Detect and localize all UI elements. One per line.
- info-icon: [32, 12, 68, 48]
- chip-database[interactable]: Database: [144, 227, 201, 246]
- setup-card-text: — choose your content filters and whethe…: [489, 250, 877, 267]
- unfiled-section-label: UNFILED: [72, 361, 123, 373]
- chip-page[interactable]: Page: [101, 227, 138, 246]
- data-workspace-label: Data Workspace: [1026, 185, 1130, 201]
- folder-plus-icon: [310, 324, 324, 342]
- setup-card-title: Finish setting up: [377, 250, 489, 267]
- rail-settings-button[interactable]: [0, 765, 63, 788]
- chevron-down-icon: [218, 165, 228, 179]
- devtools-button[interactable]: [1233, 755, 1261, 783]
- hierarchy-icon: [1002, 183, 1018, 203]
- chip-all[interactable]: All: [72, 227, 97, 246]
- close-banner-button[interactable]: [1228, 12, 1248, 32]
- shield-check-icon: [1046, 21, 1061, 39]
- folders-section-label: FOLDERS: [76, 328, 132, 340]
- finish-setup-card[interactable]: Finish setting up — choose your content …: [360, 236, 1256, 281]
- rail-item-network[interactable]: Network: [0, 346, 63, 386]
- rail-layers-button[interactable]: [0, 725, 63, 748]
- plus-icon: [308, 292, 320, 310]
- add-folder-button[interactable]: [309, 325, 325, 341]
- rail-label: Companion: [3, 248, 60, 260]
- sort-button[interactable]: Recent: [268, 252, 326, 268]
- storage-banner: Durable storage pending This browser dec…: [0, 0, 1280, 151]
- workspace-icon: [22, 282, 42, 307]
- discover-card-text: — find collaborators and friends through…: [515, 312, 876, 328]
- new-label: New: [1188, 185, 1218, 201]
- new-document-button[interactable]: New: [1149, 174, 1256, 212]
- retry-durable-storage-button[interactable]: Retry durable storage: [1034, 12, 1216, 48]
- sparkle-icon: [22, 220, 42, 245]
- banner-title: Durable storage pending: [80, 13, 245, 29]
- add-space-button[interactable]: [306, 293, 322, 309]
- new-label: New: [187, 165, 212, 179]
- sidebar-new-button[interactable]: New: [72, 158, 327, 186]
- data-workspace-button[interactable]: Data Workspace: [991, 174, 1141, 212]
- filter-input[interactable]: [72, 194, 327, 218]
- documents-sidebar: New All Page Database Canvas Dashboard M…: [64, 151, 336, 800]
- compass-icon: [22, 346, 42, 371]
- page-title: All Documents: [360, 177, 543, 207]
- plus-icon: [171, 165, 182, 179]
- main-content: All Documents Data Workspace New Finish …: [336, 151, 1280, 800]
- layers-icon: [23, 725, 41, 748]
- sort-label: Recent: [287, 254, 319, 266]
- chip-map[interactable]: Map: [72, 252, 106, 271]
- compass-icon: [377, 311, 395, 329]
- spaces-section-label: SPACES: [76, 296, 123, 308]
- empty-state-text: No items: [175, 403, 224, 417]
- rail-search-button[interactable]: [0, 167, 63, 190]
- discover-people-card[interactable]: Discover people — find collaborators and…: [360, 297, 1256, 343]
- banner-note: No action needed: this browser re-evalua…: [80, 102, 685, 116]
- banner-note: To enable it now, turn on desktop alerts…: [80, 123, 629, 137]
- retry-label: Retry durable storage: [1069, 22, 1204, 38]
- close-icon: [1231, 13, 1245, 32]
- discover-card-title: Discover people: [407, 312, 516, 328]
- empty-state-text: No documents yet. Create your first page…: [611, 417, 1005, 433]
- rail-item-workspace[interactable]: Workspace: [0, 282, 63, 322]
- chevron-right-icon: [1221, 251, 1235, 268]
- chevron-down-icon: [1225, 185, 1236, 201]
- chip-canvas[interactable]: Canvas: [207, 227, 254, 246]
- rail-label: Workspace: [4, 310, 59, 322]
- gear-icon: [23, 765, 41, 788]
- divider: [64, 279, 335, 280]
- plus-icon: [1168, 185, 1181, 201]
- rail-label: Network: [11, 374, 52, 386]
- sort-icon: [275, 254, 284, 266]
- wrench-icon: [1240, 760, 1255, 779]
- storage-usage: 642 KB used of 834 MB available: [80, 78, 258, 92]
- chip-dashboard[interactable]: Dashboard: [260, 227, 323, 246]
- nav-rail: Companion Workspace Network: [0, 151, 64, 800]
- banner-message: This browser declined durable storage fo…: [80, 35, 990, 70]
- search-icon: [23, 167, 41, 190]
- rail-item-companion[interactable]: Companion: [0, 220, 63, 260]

_ _ _ _ _ _ _

To do: Write out every line of the material above, character for character.

Problem solution:
Detect and localize all UI elements. One per line.
- info-icon: [32, 12, 68, 48]
- chip-database[interactable]: Database: [144, 227, 201, 246]
- setup-card-text: — choose your content filters and whethe…: [489, 250, 877, 267]
- unfiled-section-label: UNFILED: [72, 361, 123, 373]
- chip-page[interactable]: Page: [101, 227, 138, 246]
- data-workspace-label: Data Workspace: [1026, 185, 1130, 201]
- folder-plus-icon: [310, 324, 324, 342]
- setup-card-title: Finish setting up: [377, 250, 489, 267]
- rail-settings-button[interactable]: [0, 765, 63, 788]
- chevron-down-icon: [218, 165, 228, 179]
- devtools-button[interactable]: [1233, 755, 1261, 783]
- hierarchy-icon: [1002, 183, 1018, 203]
- chip-all[interactable]: All: [72, 227, 97, 246]
- close-banner-button[interactable]: [1228, 12, 1248, 32]
- shield-check-icon: [1046, 21, 1061, 39]
- folders-section-label: FOLDERS: [76, 328, 132, 340]
- finish-setup-card[interactable]: Finish setting up — choose your content …: [360, 236, 1256, 281]
- rail-item-network[interactable]: Network: [0, 346, 63, 386]
- rail-layers-button[interactable]: [0, 725, 63, 748]
- plus-icon: [308, 292, 320, 310]
- add-folder-button[interactable]: [309, 325, 325, 341]
- rail-label: Companion: [3, 248, 60, 260]
- sort-button[interactable]: Recent: [268, 252, 326, 268]
- storage-banner: Durable storage pending This browser dec…: [0, 0, 1280, 151]
- workspace-icon: [22, 282, 42, 307]
- discover-card-text: — find collaborators and friends through…: [515, 312, 876, 328]
- new-label: New: [1188, 185, 1218, 201]
- new-document-button[interactable]: New: [1149, 174, 1256, 212]
- retry-durable-storage-button[interactable]: Retry durable storage: [1034, 12, 1216, 48]
- sparkle-icon: [22, 220, 42, 245]
- banner-title: Durable storage pending: [80, 13, 245, 29]
- add-space-button[interactable]: [306, 293, 322, 309]
- new-label: New: [187, 165, 212, 179]
- sidebar-new-button[interactable]: New: [72, 158, 327, 186]
- data-workspace-button[interactable]: Data Workspace: [991, 174, 1141, 212]
- filter-input[interactable]: [72, 194, 327, 218]
- documents-sidebar: New All Page Database Canvas Dashboard M…: [64, 151, 336, 800]
- compass-icon: [22, 346, 42, 371]
- page-title: All Documents: [360, 177, 543, 207]
- plus-icon: [171, 165, 182, 179]
- main-content: All Documents Data Workspace New Finish …: [336, 151, 1280, 800]
- layers-icon: [23, 725, 41, 748]
- sort-label: Recent: [287, 254, 319, 266]
- chip-map[interactable]: Map: [72, 252, 106, 271]
- compass-icon: [377, 311, 395, 329]
- spaces-section-label: SPACES: [76, 296, 123, 308]
- empty-state-text: No items: [175, 403, 224, 417]
- rail-search-button[interactable]: [0, 167, 63, 190]
- discover-people-card[interactable]: Discover people — find collaborators and…: [360, 297, 1256, 343]
- banner-note: No action needed: this browser re-evalua…: [80, 102, 685, 116]
- banner-note: To enable it now, turn on desktop alerts…: [80, 123, 629, 137]
- retry-label: Retry durable storage: [1069, 22, 1204, 38]
- close-icon: [1231, 13, 1245, 32]
- discover-card-title: Discover people: [407, 312, 516, 328]
- empty-state-text: No documents yet. Create your first page…: [611, 417, 1005, 433]
- rail-item-workspace[interactable]: Workspace: [0, 282, 63, 322]
- chevron-right-icon: [1221, 251, 1235, 268]
- chevron-down-icon: [1225, 185, 1236, 201]
- chip-canvas[interactable]: Canvas: [207, 227, 254, 246]
- rail-label: Workspace: [4, 310, 59, 322]
- gear-icon: [23, 765, 41, 788]
- divider: [64, 279, 335, 280]
- plus-icon: [1168, 185, 1181, 201]
- rail-label: Network: [11, 374, 52, 386]
- sort-icon: [275, 254, 284, 266]
- wrench-icon: [1240, 760, 1255, 779]
- storage-usage: 642 KB used of 834 MB available: [80, 78, 258, 92]
- chip-dashboard[interactable]: Dashboard: [260, 227, 323, 246]
- nav-rail: Companion Workspace Network: [0, 151, 64, 800]
- banner-message: This browser declined durable storage fo…: [80, 35, 990, 70]
- search-icon: [23, 167, 41, 190]
- rail-item-companion[interactable]: Companion: [0, 220, 63, 260]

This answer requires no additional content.